Task requirements
Set all the material down again unchanged, without the pictures.

Records for the task
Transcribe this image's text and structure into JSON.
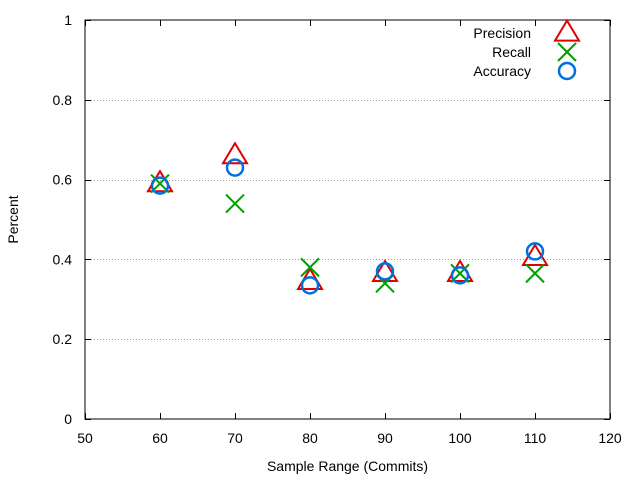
{
  "chart_data": {
    "type": "scatter",
    "title": "",
    "xlabel": "Sample Range (Commits)",
    "ylabel": "Percent",
    "xlim": [
      50,
      120
    ],
    "ylim": [
      0,
      1
    ],
    "x_ticks": [
      50,
      60,
      70,
      80,
      90,
      100,
      110,
      120
    ],
    "y_ticks": [
      0,
      0.2,
      0.4,
      0.6,
      0.8,
      1
    ],
    "x_tick_labels": [
      "50",
      "60",
      "70",
      "80",
      "90",
      "100",
      "110",
      "120"
    ],
    "y_tick_labels": [
      "0",
      "0.2",
      "0.4",
      "0.6",
      "0.8",
      "1"
    ],
    "grid": "horizontal-dotted",
    "legend_position": "top-right",
    "series": [
      {
        "name": "Precision",
        "marker": "triangle",
        "color": "#e00000",
        "x": [
          60,
          70,
          80,
          90,
          100,
          110
        ],
        "y": [
          0.59,
          0.66,
          0.345,
          0.365,
          0.365,
          0.405
        ]
      },
      {
        "name": "Recall",
        "marker": "cross",
        "color": "#00a000",
        "x": [
          60,
          70,
          80,
          90,
          100,
          110
        ],
        "y": [
          0.59,
          0.54,
          0.38,
          0.34,
          0.365,
          0.365
        ]
      },
      {
        "name": "Accuracy",
        "marker": "circle",
        "color": "#0070e0",
        "x": [
          60,
          70,
          80,
          90,
          100,
          110
        ],
        "y": [
          0.585,
          0.63,
          0.335,
          0.37,
          0.36,
          0.42
        ]
      }
    ]
  }
}
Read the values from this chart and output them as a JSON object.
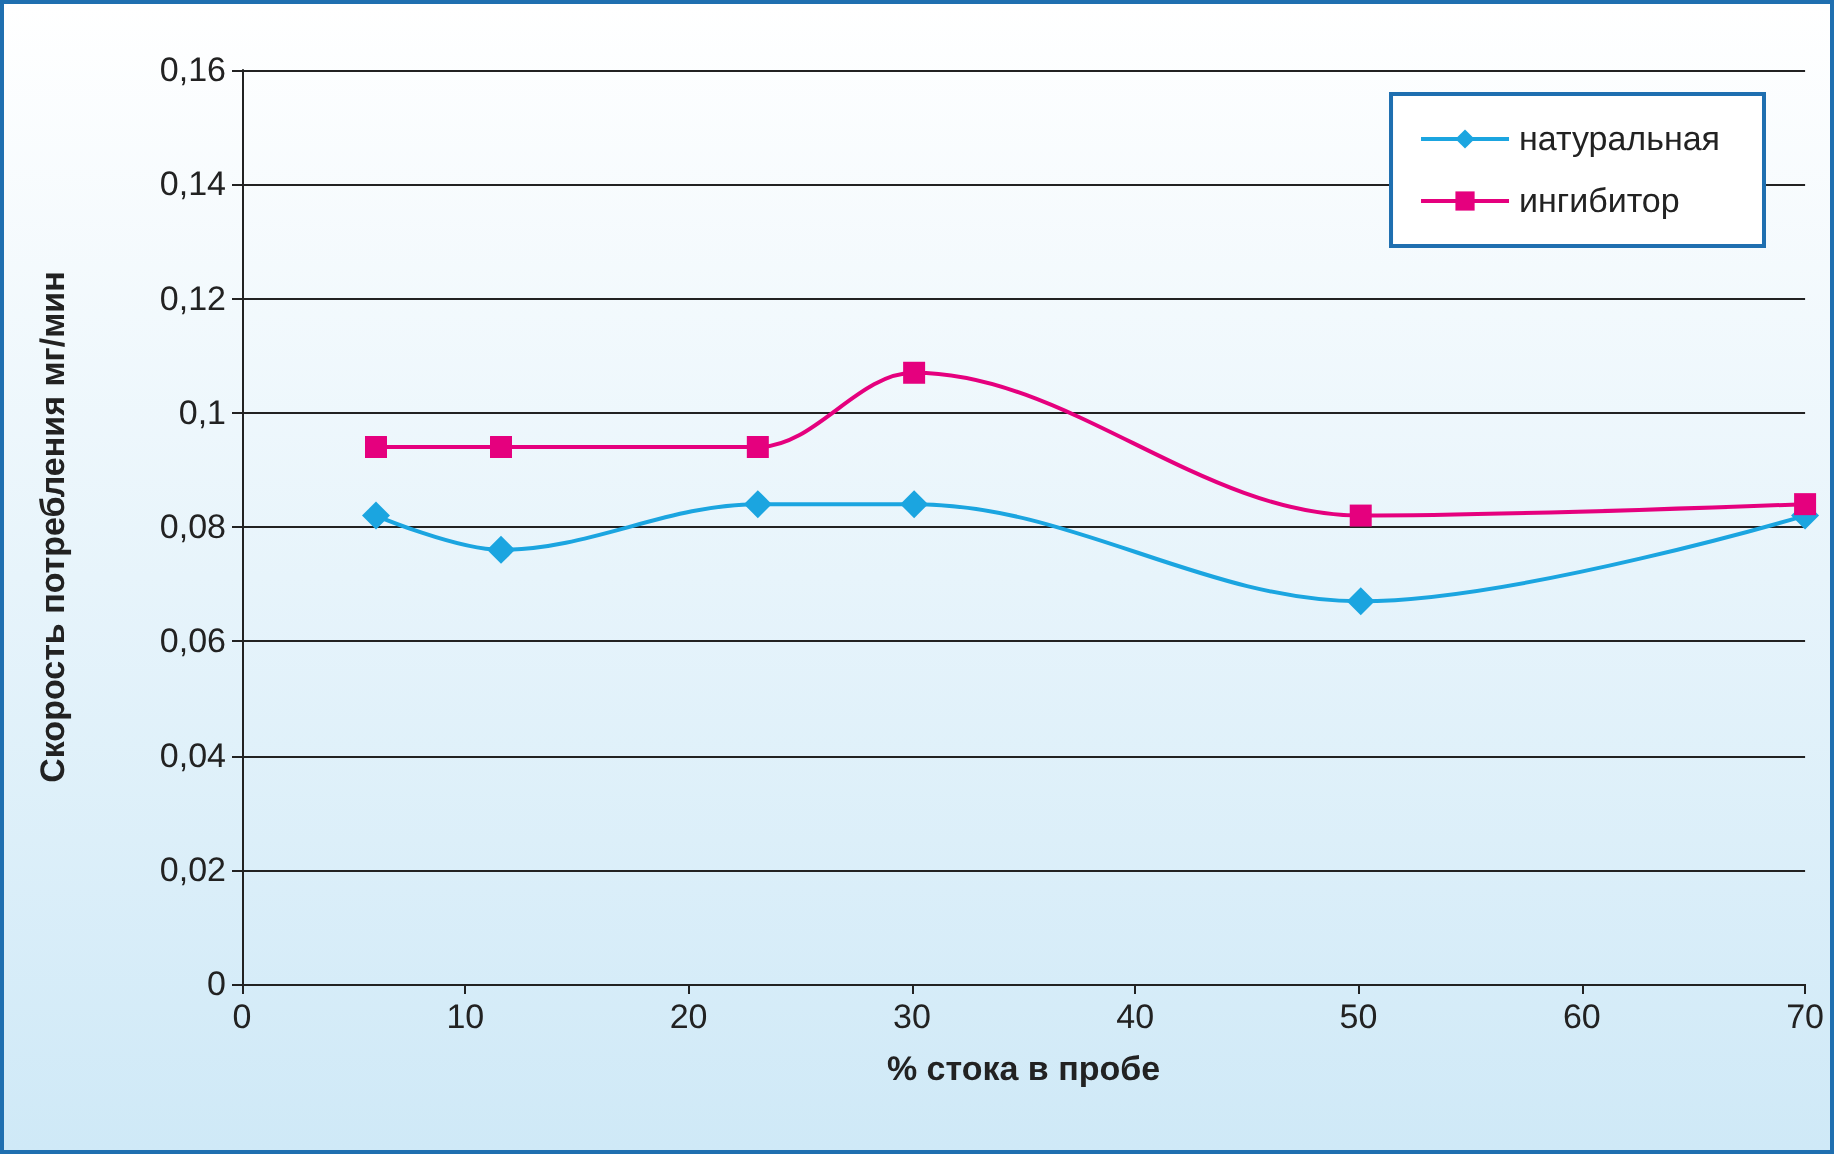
{
  "chart_data": {
    "type": "line",
    "xlabel": "% стока в пробе",
    "ylabel": "Скорость потребления мг/мин",
    "x": [
      6,
      11.6,
      23.1,
      30.1,
      50.1,
      70
    ],
    "series": [
      {
        "name": "натуральная",
        "color": "#1ba5e0",
        "marker": "diamond",
        "values": [
          0.082,
          0.076,
          0.084,
          0.084,
          0.067,
          0.082
        ]
      },
      {
        "name": "ингибитор",
        "color": "#e5007e",
        "marker": "square",
        "values": [
          0.094,
          0.094,
          0.094,
          0.107,
          0.082,
          0.084
        ]
      }
    ],
    "xlim": [
      0,
      70
    ],
    "xticks": [
      0,
      10,
      20,
      30,
      40,
      50,
      60,
      70
    ],
    "ylim": [
      0,
      0.16
    ],
    "yticks": [
      {
        "value": 0,
        "label": "0"
      },
      {
        "value": 0.02,
        "label": "0,02"
      },
      {
        "value": 0.04,
        "label": "0,04"
      },
      {
        "value": 0.06,
        "label": "0,06"
      },
      {
        "value": 0.08,
        "label": "0,08"
      },
      {
        "value": 0.1,
        "label": "0,1"
      },
      {
        "value": 0.12,
        "label": "0,12"
      },
      {
        "value": 0.14,
        "label": "0,14"
      },
      {
        "value": 0.16,
        "label": "0,16"
      }
    ],
    "grid": "y",
    "legend": "top right"
  }
}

Problem solution
Transcribe this image's text and structure into JSON.
{
  "chart_data": {
    "type": "scatter",
    "title": "",
    "xlabel": "Sample Range (Commits)",
    "ylabel": "Percent",
    "xlim": [
      50,
      120
    ],
    "ylim": [
      0,
      1
    ],
    "x_ticks": [
      50,
      60,
      70,
      80,
      90,
      100,
      110,
      120
    ],
    "y_ticks": [
      0,
      0.2,
      0.4,
      0.6,
      0.8,
      1
    ],
    "x_tick_labels": [
      "50",
      "60",
      "70",
      "80",
      "90",
      "100",
      "110",
      "120"
    ],
    "y_tick_labels": [
      "0",
      "0.2",
      "0.4",
      "0.6",
      "0.8",
      "1"
    ],
    "grid": "horizontal-dotted",
    "legend_position": "top-right",
    "series": [
      {
        "name": "Precision",
        "marker": "triangle",
        "color": "#e00000",
        "x": [
          60,
          70,
          80,
          90,
          100,
          110
        ],
        "y": [
          0.59,
          0.66,
          0.345,
          0.365,
          0.365,
          0.405
        ]
      },
      {
        "name": "Recall",
        "marker": "cross",
        "color": "#00a000",
        "x": [
          60,
          70,
          80,
          90,
          100,
          110
        ],
        "y": [
          0.59,
          0.54,
          0.38,
          0.34,
          0.365,
          0.365
        ]
      },
      {
        "name": "Accuracy",
        "marker": "circle",
        "color": "#0070e0",
        "x": [
          60,
          70,
          80,
          90,
          100,
          110
        ],
        "y": [
          0.585,
          0.63,
          0.335,
          0.37,
          0.36,
          0.42
        ]
      }
    ]
  }
}
Read the values from this chart and output them as a JSON object.
{
  "chart_data": {
    "type": "line",
    "xlabel": "% стока в пробе",
    "ylabel": "Скорость потребления мг/мин",
    "x": [
      6,
      11.6,
      23.1,
      30.1,
      50.1,
      70
    ],
    "series": [
      {
        "name": "натуральная",
        "color": "#1ba5e0",
        "marker": "diamond",
        "values": [
          0.082,
          0.076,
          0.084,
          0.084,
          0.067,
          0.082
        ]
      },
      {
        "name": "ингибитор",
        "color": "#e5007e",
        "marker": "square",
        "values": [
          0.094,
          0.094,
          0.094,
          0.107,
          0.082,
          0.084
        ]
      }
    ],
    "xlim": [
      0,
      70
    ],
    "xticks": [
      0,
      10,
      20,
      30,
      40,
      50,
      60,
      70
    ],
    "ylim": [
      0,
      0.16
    ],
    "yticks": [
      {
        "value": 0,
        "label": "0"
      },
      {
        "value": 0.02,
        "label": "0,02"
      },
      {
        "value": 0.04,
        "label": "0,04"
      },
      {
        "value": 0.06,
        "label": "0,06"
      },
      {
        "value": 0.08,
        "label": "0,08"
      },
      {
        "value": 0.1,
        "label": "0,1"
      },
      {
        "value": 0.12,
        "label": "0,12"
      },
      {
        "value": 0.14,
        "label": "0,14"
      },
      {
        "value": 0.16,
        "label": "0,16"
      }
    ],
    "grid": "y",
    "legend": "top right"
  }
}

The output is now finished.